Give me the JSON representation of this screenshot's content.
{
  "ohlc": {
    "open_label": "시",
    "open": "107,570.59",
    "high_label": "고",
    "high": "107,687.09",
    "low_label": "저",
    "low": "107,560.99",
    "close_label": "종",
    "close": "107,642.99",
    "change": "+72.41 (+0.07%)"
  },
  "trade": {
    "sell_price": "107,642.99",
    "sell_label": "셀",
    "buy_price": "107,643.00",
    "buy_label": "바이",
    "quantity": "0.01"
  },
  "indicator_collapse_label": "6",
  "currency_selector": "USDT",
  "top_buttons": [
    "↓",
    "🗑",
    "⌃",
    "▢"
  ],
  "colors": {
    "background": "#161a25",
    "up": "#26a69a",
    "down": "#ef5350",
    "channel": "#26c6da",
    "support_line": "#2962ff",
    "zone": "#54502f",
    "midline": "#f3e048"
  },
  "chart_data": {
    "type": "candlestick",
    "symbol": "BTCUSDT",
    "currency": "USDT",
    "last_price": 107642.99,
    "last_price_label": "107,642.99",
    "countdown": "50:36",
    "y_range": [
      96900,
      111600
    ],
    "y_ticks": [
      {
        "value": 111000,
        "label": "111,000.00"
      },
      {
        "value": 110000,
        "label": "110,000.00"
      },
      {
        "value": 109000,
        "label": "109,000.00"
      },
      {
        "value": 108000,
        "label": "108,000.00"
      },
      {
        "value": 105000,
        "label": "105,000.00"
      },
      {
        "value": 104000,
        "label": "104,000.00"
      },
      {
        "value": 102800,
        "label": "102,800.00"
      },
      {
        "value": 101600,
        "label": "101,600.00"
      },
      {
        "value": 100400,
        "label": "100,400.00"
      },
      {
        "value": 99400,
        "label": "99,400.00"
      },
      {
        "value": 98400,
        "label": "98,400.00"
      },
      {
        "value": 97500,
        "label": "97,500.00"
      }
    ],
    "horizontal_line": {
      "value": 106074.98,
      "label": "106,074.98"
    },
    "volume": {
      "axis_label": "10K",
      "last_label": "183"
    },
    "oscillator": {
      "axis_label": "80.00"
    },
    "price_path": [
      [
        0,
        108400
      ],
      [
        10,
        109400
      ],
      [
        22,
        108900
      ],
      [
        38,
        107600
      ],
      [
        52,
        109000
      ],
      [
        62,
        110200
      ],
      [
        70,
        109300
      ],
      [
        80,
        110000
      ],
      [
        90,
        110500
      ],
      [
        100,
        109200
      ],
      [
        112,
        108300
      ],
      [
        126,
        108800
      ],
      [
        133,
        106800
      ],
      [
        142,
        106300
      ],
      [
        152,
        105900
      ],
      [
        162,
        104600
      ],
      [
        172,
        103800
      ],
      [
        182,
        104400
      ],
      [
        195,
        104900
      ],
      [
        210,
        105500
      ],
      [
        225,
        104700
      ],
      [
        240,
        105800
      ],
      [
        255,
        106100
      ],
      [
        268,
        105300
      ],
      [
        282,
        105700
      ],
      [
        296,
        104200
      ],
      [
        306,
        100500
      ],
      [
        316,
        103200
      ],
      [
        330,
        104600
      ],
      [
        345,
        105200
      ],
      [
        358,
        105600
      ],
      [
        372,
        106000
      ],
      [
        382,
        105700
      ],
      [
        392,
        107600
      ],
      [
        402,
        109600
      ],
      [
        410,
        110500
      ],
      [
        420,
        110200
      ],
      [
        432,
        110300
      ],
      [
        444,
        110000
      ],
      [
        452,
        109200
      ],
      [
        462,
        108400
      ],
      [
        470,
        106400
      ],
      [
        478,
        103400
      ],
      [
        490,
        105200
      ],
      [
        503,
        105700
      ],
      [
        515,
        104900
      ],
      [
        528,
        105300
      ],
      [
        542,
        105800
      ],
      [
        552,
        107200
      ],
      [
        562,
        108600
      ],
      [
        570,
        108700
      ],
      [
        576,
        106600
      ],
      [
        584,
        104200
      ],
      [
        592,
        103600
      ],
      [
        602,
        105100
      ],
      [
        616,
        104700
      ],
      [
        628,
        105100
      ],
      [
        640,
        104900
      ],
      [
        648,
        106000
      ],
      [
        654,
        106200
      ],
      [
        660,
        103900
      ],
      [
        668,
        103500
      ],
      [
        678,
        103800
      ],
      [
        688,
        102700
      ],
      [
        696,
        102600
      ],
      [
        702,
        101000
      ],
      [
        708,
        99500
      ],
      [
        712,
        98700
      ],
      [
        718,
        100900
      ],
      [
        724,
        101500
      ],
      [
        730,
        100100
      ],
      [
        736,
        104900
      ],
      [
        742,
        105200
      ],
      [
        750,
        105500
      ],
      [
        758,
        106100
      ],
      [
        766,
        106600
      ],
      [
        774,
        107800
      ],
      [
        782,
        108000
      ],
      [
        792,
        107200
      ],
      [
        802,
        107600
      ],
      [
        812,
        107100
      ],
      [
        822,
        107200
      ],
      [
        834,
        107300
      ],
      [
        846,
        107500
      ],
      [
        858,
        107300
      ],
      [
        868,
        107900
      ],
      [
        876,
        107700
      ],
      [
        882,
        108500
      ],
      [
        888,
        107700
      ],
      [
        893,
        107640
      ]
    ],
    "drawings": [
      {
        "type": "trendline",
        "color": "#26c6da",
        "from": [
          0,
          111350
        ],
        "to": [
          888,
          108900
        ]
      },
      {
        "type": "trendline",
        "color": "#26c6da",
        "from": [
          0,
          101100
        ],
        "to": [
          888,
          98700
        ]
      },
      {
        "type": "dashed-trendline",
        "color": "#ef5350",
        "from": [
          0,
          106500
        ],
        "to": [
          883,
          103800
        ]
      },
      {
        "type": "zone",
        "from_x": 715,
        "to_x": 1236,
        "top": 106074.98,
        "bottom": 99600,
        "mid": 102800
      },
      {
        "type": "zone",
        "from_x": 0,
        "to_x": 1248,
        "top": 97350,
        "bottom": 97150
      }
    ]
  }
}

· · ·

• _The task_: Give all the entries again exactly; leave none out.

• _Solved exercise_:
Give me the JSON representation of this screenshot's content.
{
  "ohlc": {
    "open_label": "시",
    "open": "107,570.59",
    "high_label": "고",
    "high": "107,687.09",
    "low_label": "저",
    "low": "107,560.99",
    "close_label": "종",
    "close": "107,642.99",
    "change": "+72.41 (+0.07%)"
  },
  "trade": {
    "sell_price": "107,642.99",
    "sell_label": "셀",
    "buy_price": "107,643.00",
    "buy_label": "바이",
    "quantity": "0.01"
  },
  "indicator_collapse_label": "6",
  "currency_selector": "USDT",
  "top_buttons": [
    "↓",
    "🗑",
    "⌃",
    "▢"
  ],
  "colors": {
    "background": "#161a25",
    "up": "#26a69a",
    "down": "#ef5350",
    "channel": "#26c6da",
    "support_line": "#2962ff",
    "zone": "#54502f",
    "midline": "#f3e048"
  },
  "chart_data": {
    "type": "candlestick",
    "symbol": "BTCUSDT",
    "currency": "USDT",
    "last_price": 107642.99,
    "last_price_label": "107,642.99",
    "countdown": "50:36",
    "y_range": [
      96900,
      111600
    ],
    "y_ticks": [
      {
        "value": 111000,
        "label": "111,000.00"
      },
      {
        "value": 110000,
        "label": "110,000.00"
      },
      {
        "value": 109000,
        "label": "109,000.00"
      },
      {
        "value": 108000,
        "label": "108,000.00"
      },
      {
        "value": 105000,
        "label": "105,000.00"
      },
      {
        "value": 104000,
        "label": "104,000.00"
      },
      {
        "value": 102800,
        "label": "102,800.00"
      },
      {
        "value": 101600,
        "label": "101,600.00"
      },
      {
        "value": 100400,
        "label": "100,400.00"
      },
      {
        "value": 99400,
        "label": "99,400.00"
      },
      {
        "value": 98400,
        "label": "98,400.00"
      },
      {
        "value": 97500,
        "label": "97,500.00"
      }
    ],
    "horizontal_line": {
      "value": 106074.98,
      "label": "106,074.98"
    },
    "volume": {
      "axis_label": "10K",
      "last_label": "183"
    },
    "oscillator": {
      "axis_label": "80.00"
    },
    "price_path": [
      [
        0,
        108400
      ],
      [
        10,
        109400
      ],
      [
        22,
        108900
      ],
      [
        38,
        107600
      ],
      [
        52,
        109000
      ],
      [
        62,
        110200
      ],
      [
        70,
        109300
      ],
      [
        80,
        110000
      ],
      [
        90,
        110500
      ],
      [
        100,
        109200
      ],
      [
        112,
        108300
      ],
      [
        126,
        108800
      ],
      [
        133,
        106800
      ],
      [
        142,
        106300
      ],
      [
        152,
        105900
      ],
      [
        162,
        104600
      ],
      [
        172,
        103800
      ],
      [
        182,
        104400
      ],
      [
        195,
        104900
      ],
      [
        210,
        105500
      ],
      [
        225,
        104700
      ],
      [
        240,
        105800
      ],
      [
        255,
        106100
      ],
      [
        268,
        105300
      ],
      [
        282,
        105700
      ],
      [
        296,
        104200
      ],
      [
        306,
        100500
      ],
      [
        316,
        103200
      ],
      [
        330,
        104600
      ],
      [
        345,
        105200
      ],
      [
        358,
        105600
      ],
      [
        372,
        106000
      ],
      [
        382,
        105700
      ],
      [
        392,
        107600
      ],
      [
        402,
        109600
      ],
      [
        410,
        110500
      ],
      [
        420,
        110200
      ],
      [
        432,
        110300
      ],
      [
        444,
        110000
      ],
      [
        452,
        109200
      ],
      [
        462,
        108400
      ],
      [
        470,
        106400
      ],
      [
        478,
        103400
      ],
      [
        490,
        105200
      ],
      [
        503,
        105700
      ],
      [
        515,
        104900
      ],
      [
        528,
        105300
      ],
      [
        542,
        105800
      ],
      [
        552,
        107200
      ],
      [
        562,
        108600
      ],
      [
        570,
        108700
      ],
      [
        576,
        106600
      ],
      [
        584,
        104200
      ],
      [
        592,
        103600
      ],
      [
        602,
        105100
      ],
      [
        616,
        104700
      ],
      [
        628,
        105100
      ],
      [
        640,
        104900
      ],
      [
        648,
        106000
      ],
      [
        654,
        106200
      ],
      [
        660,
        103900
      ],
      [
        668,
        103500
      ],
      [
        678,
        103800
      ],
      [
        688,
        102700
      ],
      [
        696,
        102600
      ],
      [
        702,
        101000
      ],
      [
        708,
        99500
      ],
      [
        712,
        98700
      ],
      [
        718,
        100900
      ],
      [
        724,
        101500
      ],
      [
        730,
        100100
      ],
      [
        736,
        104900
      ],
      [
        742,
        105200
      ],
      [
        750,
        105500
      ],
      [
        758,
        106100
      ],
      [
        766,
        106600
      ],
      [
        774,
        107800
      ],
      [
        782,
        108000
      ],
      [
        792,
        107200
      ],
      [
        802,
        107600
      ],
      [
        812,
        107100
      ],
      [
        822,
        107200
      ],
      [
        834,
        107300
      ],
      [
        846,
        107500
      ],
      [
        858,
        107300
      ],
      [
        868,
        107900
      ],
      [
        876,
        107700
      ],
      [
        882,
        108500
      ],
      [
        888,
        107700
      ],
      [
        893,
        107640
      ]
    ],
    "drawings": [
      {
        "type": "trendline",
        "color": "#26c6da",
        "from": [
          0,
          111350
        ],
        "to": [
          888,
          108900
        ]
      },
      {
        "type": "trendline",
        "color": "#26c6da",
        "from": [
          0,
          101100
        ],
        "to": [
          888,
          98700
        ]
      },
      {
        "type": "dashed-trendline",
        "color": "#ef5350",
        "from": [
          0,
          106500
        ],
        "to": [
          883,
          103800
        ]
      },
      {
        "type": "zone",
        "from_x": 715,
        "to_x": 1236,
        "top": 106074.98,
        "bottom": 99600,
        "mid": 102800
      },
      {
        "type": "zone",
        "from_x": 0,
        "to_x": 1248,
        "top": 97350,
        "bottom": 97150
      }
    ]
  }
}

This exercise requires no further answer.